Written exercise: Pick out each line containing the string "classes" and copy it.

Collected data entries:
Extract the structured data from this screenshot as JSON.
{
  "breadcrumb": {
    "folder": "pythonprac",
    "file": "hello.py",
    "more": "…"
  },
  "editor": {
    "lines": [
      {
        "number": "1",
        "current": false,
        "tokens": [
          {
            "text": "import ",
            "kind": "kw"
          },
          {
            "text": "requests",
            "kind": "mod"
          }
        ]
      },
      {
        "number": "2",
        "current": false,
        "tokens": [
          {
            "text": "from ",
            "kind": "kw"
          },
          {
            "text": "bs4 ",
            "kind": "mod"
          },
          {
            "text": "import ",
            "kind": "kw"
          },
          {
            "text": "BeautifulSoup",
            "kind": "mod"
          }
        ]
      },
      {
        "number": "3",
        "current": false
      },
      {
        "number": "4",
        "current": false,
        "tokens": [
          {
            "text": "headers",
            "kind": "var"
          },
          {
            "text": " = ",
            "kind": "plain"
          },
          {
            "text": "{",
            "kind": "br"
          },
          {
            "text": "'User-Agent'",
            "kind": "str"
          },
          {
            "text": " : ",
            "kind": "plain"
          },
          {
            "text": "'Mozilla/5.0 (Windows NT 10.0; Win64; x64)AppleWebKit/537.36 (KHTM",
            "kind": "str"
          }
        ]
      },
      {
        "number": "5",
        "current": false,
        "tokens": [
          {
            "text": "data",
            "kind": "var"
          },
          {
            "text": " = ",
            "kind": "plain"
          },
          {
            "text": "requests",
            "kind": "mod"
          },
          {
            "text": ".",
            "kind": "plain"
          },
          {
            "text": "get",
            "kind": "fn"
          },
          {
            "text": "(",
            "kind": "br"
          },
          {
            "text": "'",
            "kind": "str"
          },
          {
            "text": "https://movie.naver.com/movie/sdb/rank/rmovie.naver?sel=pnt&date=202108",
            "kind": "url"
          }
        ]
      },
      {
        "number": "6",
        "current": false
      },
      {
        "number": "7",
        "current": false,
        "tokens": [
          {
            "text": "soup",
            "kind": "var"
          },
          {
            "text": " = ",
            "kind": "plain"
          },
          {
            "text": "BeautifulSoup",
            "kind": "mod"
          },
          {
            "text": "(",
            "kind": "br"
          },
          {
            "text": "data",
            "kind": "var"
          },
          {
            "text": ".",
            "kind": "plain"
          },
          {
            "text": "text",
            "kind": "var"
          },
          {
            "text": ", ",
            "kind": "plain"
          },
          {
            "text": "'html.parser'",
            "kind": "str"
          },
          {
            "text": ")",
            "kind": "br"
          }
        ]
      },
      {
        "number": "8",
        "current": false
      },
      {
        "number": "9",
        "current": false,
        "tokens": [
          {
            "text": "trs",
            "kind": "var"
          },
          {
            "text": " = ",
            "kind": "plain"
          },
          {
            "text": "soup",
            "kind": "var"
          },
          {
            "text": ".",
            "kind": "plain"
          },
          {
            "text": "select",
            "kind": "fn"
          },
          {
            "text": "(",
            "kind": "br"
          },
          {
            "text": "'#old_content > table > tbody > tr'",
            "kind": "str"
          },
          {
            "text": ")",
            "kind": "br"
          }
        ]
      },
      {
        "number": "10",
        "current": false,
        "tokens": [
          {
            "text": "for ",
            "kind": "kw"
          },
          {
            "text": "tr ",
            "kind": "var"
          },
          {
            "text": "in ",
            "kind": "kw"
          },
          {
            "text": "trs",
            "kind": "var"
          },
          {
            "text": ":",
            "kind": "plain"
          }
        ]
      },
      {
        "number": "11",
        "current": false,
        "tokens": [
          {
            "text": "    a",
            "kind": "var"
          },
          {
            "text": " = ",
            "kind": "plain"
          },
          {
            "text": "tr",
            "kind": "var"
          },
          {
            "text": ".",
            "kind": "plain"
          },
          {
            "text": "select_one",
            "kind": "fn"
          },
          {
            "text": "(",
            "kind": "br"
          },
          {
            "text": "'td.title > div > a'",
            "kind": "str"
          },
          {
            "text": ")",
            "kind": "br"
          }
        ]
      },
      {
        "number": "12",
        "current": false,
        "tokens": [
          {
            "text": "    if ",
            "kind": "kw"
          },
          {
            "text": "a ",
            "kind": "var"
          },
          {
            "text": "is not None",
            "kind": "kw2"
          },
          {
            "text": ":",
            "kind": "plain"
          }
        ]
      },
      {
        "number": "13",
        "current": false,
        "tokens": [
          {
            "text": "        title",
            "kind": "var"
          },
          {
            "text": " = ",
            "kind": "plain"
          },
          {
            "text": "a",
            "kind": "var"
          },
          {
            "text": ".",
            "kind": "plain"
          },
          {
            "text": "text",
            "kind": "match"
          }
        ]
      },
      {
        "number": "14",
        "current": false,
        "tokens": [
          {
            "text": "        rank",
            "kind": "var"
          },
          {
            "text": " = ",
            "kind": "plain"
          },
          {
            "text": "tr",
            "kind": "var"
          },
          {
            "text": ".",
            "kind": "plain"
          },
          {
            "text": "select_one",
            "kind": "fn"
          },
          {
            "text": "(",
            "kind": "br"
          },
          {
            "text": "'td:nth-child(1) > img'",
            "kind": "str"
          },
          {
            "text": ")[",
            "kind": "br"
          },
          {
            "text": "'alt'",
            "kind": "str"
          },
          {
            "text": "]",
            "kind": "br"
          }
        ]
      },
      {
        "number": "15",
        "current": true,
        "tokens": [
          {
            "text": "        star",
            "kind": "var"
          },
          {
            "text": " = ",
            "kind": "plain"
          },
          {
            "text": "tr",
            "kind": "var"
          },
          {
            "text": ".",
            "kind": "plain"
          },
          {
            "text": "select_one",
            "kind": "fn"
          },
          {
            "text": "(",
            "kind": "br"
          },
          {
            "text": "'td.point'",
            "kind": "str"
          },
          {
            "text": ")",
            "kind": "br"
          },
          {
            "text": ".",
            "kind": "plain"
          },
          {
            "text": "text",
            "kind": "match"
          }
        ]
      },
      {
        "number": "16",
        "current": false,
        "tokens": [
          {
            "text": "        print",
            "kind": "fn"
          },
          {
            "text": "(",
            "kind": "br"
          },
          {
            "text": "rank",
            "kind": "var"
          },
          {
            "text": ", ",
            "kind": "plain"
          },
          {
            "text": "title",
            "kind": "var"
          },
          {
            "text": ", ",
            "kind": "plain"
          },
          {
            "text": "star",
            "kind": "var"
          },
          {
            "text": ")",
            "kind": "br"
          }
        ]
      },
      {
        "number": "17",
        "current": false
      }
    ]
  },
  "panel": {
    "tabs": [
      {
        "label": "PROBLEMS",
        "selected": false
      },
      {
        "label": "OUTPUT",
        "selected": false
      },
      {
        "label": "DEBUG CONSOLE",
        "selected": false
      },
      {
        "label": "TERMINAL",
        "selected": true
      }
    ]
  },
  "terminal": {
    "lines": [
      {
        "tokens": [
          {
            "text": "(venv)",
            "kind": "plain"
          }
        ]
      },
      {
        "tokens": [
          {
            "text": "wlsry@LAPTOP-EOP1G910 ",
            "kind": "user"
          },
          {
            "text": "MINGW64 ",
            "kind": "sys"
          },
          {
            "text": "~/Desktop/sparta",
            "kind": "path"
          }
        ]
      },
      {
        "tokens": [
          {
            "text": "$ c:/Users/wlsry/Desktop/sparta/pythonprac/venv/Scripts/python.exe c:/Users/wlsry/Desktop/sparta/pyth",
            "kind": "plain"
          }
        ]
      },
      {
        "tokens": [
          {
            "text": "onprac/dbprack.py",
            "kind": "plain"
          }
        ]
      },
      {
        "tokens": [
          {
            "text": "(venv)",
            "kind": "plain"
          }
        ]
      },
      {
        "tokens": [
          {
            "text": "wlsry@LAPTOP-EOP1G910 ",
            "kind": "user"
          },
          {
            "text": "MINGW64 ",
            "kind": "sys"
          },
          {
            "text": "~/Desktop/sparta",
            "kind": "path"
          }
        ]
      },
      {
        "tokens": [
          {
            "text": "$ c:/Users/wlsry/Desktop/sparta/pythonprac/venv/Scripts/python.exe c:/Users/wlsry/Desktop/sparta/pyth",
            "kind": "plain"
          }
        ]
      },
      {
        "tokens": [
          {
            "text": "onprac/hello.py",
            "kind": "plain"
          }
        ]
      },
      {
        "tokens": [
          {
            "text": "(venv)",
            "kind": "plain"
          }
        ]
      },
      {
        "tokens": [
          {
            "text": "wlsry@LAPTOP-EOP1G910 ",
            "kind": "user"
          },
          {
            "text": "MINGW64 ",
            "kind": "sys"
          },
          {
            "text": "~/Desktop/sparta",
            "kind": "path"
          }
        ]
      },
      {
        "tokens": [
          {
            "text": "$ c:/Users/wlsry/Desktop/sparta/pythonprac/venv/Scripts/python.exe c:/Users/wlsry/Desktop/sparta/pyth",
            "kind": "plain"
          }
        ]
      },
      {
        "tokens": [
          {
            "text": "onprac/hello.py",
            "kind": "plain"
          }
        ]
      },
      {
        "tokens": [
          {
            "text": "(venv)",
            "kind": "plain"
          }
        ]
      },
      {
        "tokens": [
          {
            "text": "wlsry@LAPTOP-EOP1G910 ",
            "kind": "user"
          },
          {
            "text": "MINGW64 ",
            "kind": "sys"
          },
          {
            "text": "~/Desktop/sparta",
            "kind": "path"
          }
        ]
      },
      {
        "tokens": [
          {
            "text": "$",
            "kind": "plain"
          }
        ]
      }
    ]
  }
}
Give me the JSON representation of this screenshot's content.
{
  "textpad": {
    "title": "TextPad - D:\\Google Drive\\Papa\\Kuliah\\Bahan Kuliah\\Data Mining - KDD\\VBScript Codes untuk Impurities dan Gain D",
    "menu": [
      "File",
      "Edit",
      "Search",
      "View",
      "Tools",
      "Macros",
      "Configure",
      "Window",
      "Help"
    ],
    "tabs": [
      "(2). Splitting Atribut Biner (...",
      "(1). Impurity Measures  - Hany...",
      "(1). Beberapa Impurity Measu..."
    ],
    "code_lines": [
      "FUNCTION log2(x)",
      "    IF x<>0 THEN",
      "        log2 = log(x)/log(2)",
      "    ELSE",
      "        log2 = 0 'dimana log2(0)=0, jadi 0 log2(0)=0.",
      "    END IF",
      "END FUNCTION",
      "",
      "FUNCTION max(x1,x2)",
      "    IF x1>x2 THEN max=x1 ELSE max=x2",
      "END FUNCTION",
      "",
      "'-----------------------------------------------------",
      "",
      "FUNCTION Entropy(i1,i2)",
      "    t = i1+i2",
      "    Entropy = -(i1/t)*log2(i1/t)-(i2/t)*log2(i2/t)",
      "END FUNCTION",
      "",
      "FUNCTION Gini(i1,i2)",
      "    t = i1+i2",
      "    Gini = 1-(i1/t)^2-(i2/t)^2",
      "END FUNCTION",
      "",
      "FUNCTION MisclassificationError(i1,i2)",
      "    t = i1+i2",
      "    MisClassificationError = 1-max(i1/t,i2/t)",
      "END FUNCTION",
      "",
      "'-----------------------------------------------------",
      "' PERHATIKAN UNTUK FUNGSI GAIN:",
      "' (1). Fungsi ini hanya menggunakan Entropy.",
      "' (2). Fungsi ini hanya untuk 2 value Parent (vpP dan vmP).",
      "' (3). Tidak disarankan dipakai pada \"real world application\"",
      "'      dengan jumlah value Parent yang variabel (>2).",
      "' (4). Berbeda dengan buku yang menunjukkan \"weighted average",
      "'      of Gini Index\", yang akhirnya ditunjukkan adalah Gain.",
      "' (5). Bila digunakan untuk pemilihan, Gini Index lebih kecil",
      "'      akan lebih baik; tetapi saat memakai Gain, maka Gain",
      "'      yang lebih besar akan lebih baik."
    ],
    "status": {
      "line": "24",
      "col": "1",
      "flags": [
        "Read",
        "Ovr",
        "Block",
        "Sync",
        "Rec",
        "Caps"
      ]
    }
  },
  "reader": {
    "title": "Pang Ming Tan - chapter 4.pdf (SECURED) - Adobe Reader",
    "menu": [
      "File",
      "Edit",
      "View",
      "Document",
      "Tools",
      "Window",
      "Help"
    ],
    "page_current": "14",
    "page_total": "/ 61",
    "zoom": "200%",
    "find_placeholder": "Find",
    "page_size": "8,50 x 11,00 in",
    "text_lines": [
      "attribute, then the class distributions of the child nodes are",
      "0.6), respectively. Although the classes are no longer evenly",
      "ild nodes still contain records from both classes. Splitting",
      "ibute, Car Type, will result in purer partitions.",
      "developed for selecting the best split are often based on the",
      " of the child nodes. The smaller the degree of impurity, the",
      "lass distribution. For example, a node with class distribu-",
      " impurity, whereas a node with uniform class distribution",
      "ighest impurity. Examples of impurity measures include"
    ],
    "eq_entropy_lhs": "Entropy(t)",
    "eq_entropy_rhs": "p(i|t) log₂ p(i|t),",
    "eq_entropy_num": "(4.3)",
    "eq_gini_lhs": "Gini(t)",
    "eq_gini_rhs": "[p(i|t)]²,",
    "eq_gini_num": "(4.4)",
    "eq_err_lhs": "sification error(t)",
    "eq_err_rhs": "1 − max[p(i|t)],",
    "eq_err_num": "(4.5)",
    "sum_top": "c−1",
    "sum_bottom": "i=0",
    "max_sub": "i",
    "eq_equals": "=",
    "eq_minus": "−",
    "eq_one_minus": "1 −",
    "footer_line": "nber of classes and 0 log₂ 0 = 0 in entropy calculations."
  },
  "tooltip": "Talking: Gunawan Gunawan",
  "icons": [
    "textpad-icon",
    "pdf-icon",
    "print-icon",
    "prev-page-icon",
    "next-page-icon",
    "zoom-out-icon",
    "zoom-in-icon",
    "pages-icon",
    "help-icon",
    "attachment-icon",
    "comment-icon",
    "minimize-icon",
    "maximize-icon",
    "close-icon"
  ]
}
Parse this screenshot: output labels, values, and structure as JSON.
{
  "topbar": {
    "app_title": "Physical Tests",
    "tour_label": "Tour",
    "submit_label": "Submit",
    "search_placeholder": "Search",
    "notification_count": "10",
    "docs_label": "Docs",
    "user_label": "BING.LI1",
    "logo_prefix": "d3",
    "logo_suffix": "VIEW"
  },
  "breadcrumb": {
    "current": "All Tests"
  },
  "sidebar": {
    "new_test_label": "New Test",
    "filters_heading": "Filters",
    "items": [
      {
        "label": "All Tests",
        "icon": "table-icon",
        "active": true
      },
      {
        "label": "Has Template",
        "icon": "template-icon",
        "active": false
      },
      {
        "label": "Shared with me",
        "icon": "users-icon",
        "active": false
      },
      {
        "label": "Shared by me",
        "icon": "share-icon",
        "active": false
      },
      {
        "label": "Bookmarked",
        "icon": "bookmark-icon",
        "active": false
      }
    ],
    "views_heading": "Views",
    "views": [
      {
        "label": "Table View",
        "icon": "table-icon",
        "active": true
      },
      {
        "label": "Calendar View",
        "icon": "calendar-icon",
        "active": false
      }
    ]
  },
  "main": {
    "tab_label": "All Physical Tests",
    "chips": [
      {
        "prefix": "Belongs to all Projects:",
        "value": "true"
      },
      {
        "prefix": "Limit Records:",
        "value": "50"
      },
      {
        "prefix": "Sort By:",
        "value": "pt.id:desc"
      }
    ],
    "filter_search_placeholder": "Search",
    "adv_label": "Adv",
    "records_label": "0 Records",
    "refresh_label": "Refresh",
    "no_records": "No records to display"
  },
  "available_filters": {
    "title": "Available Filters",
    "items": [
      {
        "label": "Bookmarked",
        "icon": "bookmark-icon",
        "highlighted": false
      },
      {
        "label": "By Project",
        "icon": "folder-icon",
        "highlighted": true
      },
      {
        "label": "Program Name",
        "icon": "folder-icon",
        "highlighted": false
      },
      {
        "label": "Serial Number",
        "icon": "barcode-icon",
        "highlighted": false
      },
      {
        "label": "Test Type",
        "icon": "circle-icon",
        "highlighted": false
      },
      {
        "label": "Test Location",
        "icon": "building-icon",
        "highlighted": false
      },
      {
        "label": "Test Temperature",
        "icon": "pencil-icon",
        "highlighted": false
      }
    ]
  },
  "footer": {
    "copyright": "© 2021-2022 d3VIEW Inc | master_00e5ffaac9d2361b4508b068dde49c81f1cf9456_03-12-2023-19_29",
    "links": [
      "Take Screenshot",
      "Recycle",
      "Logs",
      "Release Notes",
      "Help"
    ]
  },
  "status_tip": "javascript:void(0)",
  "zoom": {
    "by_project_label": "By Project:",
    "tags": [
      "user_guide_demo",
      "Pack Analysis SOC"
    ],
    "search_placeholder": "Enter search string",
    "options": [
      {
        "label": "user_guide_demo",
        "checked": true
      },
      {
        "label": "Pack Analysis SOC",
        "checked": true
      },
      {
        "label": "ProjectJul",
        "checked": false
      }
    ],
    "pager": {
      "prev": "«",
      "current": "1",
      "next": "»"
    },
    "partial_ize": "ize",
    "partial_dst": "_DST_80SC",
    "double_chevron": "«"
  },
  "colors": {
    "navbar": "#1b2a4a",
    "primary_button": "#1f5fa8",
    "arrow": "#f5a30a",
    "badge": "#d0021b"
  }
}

Task answer:
      "0.6), respectively. Although the classes are no longer evenly",
      "ild nodes still contain records from both classes. Splitting",
    "footer_line": "nber of classes and 0 log₂ 0 = 0 in entropy calculations."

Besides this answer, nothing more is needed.